_What you need to do:_
Copy out all lines that carry the word "слов".

_Extracted material:_
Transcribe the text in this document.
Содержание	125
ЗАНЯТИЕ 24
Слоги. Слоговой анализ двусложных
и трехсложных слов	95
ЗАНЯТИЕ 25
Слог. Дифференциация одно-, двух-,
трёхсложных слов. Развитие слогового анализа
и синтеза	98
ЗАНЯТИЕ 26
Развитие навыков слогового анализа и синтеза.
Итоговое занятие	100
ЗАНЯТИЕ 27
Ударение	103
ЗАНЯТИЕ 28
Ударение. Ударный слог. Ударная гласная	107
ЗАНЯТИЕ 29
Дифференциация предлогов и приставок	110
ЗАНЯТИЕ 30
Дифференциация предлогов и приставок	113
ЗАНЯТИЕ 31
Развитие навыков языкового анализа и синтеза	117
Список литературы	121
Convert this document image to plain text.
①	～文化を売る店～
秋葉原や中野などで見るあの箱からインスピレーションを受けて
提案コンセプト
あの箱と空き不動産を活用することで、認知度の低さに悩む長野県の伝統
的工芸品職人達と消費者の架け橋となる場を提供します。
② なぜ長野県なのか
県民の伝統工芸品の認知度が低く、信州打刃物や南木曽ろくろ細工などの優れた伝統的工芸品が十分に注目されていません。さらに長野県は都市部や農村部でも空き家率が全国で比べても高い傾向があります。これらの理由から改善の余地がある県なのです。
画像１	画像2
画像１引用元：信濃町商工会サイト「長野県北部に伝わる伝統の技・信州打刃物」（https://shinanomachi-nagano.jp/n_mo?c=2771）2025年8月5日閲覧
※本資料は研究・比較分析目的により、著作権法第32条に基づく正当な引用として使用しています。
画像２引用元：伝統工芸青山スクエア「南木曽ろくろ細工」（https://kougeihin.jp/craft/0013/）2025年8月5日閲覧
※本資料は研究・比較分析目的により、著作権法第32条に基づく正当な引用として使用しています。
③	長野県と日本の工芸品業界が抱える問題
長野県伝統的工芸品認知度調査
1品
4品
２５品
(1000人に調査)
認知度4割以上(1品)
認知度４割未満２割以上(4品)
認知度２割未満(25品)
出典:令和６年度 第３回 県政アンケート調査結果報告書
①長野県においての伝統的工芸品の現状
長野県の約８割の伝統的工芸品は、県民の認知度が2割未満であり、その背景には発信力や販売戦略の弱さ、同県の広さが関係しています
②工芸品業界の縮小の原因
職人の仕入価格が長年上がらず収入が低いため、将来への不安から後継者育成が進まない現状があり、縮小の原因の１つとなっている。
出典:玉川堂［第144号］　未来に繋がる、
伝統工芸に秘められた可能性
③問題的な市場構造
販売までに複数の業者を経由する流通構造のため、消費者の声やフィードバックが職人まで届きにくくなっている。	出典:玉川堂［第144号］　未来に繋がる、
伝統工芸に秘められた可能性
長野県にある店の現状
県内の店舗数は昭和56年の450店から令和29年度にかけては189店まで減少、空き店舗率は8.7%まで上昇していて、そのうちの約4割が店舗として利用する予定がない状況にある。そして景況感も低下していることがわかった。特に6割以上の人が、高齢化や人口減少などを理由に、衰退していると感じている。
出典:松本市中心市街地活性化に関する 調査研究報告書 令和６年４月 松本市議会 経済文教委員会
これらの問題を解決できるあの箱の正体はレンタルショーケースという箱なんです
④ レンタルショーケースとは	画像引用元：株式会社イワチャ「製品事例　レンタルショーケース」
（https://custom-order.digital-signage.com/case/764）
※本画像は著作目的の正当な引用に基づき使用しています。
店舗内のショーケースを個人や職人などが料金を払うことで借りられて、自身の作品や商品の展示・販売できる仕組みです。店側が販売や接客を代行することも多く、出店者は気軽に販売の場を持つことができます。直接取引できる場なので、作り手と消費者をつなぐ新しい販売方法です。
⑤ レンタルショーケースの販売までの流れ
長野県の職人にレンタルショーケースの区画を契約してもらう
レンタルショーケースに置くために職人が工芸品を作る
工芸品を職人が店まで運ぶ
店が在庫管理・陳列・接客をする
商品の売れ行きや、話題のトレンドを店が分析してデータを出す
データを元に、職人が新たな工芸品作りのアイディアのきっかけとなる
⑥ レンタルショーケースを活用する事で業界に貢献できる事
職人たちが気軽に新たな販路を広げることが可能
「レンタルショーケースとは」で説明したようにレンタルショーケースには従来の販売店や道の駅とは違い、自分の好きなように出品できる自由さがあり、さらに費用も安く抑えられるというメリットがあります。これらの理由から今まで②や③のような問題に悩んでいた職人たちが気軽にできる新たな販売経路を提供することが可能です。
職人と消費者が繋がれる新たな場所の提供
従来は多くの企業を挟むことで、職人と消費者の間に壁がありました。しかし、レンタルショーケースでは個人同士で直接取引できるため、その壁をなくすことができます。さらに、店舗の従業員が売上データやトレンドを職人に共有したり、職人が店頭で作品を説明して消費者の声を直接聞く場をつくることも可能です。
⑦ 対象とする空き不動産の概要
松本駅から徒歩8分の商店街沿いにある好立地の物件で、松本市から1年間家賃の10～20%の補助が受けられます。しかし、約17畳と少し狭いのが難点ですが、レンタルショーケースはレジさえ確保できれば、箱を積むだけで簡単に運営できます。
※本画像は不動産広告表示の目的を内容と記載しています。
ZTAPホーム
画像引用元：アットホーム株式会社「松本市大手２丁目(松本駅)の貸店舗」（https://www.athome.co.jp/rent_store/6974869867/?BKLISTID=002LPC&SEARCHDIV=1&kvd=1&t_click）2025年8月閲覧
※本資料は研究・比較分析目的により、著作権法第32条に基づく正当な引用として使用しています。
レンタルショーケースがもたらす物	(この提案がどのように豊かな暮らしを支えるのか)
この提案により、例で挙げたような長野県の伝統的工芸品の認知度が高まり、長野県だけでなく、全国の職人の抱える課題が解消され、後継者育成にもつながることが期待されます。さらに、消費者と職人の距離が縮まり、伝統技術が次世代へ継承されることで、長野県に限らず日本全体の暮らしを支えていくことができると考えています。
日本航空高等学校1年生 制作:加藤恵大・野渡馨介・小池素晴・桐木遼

_Exercise solution:_
и трехсложных слов	95
трёхсложных слов. Развитие слогового анализа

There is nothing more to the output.